--- BEGIN Provided information ---
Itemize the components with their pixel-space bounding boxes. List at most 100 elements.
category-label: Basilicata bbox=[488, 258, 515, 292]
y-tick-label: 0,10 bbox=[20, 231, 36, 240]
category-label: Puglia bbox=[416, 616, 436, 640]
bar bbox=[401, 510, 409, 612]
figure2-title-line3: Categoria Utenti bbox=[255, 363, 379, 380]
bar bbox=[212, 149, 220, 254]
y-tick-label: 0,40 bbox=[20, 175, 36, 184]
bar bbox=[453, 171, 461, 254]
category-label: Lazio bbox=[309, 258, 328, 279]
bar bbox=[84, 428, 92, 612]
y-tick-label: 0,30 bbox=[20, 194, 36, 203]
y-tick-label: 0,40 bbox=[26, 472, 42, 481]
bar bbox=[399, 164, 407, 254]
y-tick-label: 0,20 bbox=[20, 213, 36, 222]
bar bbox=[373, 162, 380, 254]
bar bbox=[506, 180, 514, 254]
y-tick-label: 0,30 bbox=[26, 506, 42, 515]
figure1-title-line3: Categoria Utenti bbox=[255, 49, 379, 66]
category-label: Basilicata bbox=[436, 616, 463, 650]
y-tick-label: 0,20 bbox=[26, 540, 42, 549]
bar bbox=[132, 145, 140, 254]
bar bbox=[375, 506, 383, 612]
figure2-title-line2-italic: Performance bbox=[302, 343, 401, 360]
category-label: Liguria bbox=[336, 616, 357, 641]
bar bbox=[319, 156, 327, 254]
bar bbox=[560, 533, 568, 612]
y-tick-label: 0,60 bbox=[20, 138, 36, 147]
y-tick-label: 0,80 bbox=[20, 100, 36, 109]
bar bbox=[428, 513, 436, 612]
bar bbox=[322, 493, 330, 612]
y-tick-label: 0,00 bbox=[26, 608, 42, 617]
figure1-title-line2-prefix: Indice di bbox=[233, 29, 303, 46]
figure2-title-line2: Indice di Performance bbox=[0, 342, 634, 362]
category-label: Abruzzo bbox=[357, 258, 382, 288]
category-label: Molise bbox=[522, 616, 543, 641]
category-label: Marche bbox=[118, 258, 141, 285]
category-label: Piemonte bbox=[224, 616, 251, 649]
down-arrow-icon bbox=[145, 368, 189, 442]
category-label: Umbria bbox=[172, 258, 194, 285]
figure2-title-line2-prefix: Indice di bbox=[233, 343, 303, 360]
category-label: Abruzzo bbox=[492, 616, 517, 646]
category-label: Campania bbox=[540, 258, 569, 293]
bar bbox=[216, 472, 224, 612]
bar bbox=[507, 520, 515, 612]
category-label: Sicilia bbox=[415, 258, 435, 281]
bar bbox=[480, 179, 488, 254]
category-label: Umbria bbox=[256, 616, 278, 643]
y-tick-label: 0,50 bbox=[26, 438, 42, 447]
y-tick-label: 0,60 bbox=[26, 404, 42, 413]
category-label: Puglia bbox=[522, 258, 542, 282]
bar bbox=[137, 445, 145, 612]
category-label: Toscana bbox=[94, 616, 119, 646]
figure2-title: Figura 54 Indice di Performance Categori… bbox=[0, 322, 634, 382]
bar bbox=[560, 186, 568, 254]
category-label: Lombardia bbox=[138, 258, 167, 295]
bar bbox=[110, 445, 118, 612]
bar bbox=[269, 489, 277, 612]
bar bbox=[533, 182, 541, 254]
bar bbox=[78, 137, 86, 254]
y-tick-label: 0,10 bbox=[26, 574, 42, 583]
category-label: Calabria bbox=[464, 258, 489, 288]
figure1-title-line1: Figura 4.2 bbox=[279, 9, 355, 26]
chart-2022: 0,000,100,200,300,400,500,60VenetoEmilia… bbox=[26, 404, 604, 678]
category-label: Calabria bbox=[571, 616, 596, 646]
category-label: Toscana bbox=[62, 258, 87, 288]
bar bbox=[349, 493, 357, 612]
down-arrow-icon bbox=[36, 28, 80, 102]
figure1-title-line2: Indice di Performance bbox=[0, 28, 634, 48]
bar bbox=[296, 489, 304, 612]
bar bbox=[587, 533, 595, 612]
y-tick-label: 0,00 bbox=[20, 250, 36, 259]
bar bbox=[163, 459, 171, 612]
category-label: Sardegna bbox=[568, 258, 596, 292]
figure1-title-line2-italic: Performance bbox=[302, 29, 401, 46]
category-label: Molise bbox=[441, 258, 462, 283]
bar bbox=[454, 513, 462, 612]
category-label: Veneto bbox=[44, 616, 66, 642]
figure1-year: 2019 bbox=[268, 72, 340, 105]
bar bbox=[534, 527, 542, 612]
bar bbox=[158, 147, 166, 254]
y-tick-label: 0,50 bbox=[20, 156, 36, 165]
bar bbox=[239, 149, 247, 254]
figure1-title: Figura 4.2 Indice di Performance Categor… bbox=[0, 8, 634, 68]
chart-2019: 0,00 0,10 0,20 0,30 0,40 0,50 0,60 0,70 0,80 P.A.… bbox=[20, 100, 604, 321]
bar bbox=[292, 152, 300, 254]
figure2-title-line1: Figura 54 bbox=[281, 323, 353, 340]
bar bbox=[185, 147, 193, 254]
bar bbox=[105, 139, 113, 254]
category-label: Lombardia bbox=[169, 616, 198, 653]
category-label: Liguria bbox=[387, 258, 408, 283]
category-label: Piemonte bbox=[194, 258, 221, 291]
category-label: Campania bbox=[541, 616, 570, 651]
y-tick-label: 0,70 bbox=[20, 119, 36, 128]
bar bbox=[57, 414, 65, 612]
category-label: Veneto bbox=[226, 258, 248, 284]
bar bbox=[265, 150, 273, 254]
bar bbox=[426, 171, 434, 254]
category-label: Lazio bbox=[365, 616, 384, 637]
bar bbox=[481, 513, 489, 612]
--- END Provided information ---
Exercise instructions
Reproduce the listing from its first line through the line containing "y-tick-label: 0,30 bbox=[20, 194, 36, 203]", swapping "Puglia" for "Calabria" and leaving everything else unchanged.

Answer to the task
Itemize the components with their pixel-space bounding boxes. List at most 100 elements.
category-label: Basilicata bbox=[488, 258, 515, 292]
y-tick-label: 0,10 bbox=[20, 231, 36, 240]
category-label: Calabria bbox=[416, 616, 436, 640]
bar bbox=[401, 510, 409, 612]
figure2-title-line3: Categoria Utenti bbox=[255, 363, 379, 380]
bar bbox=[212, 149, 220, 254]
y-tick-label: 0,40 bbox=[20, 175, 36, 184]
bar bbox=[453, 171, 461, 254]
category-label: Lazio bbox=[309, 258, 328, 279]
bar bbox=[84, 428, 92, 612]
y-tick-label: 0,30 bbox=[20, 194, 36, 203]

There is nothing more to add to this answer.